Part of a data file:
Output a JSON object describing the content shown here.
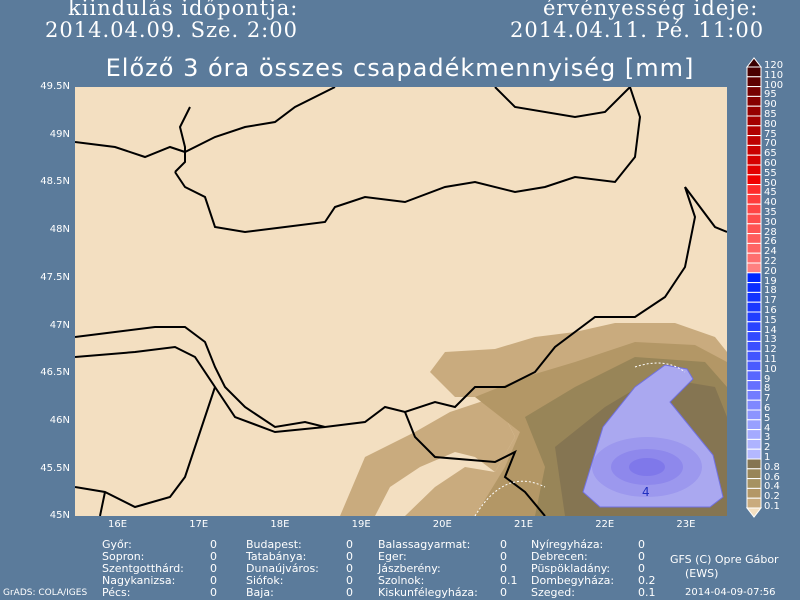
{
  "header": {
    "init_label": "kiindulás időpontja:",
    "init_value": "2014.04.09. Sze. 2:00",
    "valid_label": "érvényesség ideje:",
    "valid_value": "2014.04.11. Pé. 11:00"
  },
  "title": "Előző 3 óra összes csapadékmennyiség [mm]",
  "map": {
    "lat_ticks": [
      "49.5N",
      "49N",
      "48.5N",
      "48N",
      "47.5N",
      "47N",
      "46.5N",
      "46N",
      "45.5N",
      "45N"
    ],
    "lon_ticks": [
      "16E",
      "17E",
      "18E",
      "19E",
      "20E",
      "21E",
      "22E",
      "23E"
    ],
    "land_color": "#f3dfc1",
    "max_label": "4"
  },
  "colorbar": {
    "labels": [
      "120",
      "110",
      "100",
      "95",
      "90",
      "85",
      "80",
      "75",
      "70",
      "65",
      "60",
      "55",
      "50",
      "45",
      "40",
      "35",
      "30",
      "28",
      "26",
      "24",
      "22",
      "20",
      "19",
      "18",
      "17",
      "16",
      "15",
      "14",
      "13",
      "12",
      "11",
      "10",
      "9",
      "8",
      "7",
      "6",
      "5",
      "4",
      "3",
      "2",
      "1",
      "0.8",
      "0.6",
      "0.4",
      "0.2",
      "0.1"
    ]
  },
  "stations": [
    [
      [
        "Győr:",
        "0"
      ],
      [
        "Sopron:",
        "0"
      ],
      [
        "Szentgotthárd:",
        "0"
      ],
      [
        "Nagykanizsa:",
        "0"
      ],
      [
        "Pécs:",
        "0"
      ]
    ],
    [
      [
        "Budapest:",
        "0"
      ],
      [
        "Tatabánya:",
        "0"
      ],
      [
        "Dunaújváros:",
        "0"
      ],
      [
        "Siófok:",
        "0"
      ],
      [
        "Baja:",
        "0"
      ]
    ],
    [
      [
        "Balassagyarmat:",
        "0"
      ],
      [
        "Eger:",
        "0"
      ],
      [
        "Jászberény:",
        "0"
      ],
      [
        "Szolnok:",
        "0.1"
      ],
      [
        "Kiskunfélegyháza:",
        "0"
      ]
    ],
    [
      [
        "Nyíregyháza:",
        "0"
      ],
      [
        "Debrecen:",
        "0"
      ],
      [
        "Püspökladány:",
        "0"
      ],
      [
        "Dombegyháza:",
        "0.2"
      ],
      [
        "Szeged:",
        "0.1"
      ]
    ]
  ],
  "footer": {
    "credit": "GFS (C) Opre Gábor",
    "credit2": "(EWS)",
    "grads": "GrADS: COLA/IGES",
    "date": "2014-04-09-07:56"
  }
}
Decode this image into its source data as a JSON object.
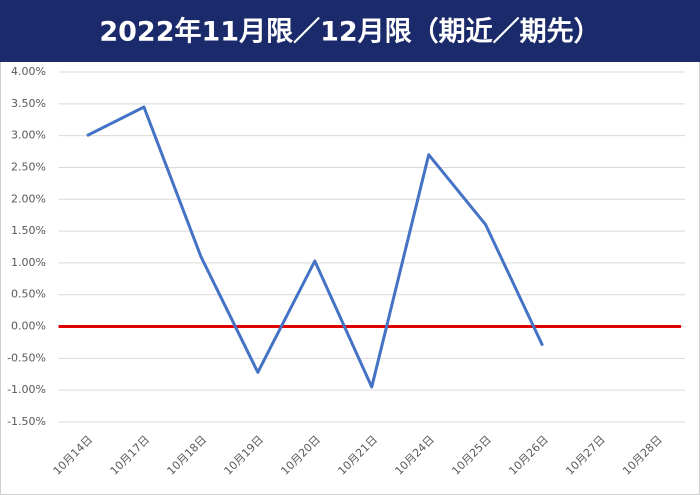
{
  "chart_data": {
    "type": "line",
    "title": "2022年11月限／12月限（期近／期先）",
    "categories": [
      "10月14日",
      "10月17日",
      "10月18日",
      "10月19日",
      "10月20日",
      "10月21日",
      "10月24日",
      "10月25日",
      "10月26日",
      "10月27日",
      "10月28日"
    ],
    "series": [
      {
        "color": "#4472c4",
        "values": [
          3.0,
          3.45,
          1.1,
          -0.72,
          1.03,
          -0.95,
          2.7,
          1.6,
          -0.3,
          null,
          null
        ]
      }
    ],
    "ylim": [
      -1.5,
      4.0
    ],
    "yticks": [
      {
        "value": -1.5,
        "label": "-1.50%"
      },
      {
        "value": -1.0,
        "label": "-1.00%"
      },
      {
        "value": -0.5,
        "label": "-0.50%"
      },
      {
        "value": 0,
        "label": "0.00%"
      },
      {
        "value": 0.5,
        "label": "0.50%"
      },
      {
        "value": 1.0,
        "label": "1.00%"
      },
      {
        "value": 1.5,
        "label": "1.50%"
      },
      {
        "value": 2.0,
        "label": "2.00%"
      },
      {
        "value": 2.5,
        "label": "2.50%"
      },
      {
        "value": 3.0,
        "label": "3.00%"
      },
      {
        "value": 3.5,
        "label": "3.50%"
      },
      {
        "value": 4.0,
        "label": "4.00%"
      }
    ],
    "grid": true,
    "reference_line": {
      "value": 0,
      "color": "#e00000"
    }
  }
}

[Problem to solve]
The line that contains "Decode this image" opens the part to copy, and the last line of the records closes it; set down those lines exactly, pictures excluded.

[Output]
Decode this image into its source data as a JSON object.
{
  "chart_data": {
    "type": "line",
    "title": "2022年11月限／12月限（期近／期先）",
    "categories": [
      "10月14日",
      "10月17日",
      "10月18日",
      "10月19日",
      "10月20日",
      "10月21日",
      "10月24日",
      "10月25日",
      "10月26日",
      "10月27日",
      "10月28日"
    ],
    "series": [
      {
        "color": "#4472c4",
        "values": [
          3.0,
          3.45,
          1.1,
          -0.72,
          1.03,
          -0.95,
          2.7,
          1.6,
          -0.3,
          null,
          null
        ]
      }
    ],
    "ylim": [
      -1.5,
      4.0
    ],
    "yticks": [
      {
        "value": -1.5,
        "label": "-1.50%"
      },
      {
        "value": -1.0,
        "label": "-1.00%"
      },
      {
        "value": -0.5,
        "label": "-0.50%"
      },
      {
        "value": 0,
        "label": "0.00%"
      },
      {
        "value": 0.5,
        "label": "0.50%"
      },
      {
        "value": 1.0,
        "label": "1.00%"
      },
      {
        "value": 1.5,
        "label": "1.50%"
      },
      {
        "value": 2.0,
        "label": "2.00%"
      },
      {
        "value": 2.5,
        "label": "2.50%"
      },
      {
        "value": 3.0,
        "label": "3.00%"
      },
      {
        "value": 3.5,
        "label": "3.50%"
      },
      {
        "value": 4.0,
        "label": "4.00%"
      }
    ],
    "grid": true,
    "reference_line": {
      "value": 0,
      "color": "#e00000"
    }
  }
}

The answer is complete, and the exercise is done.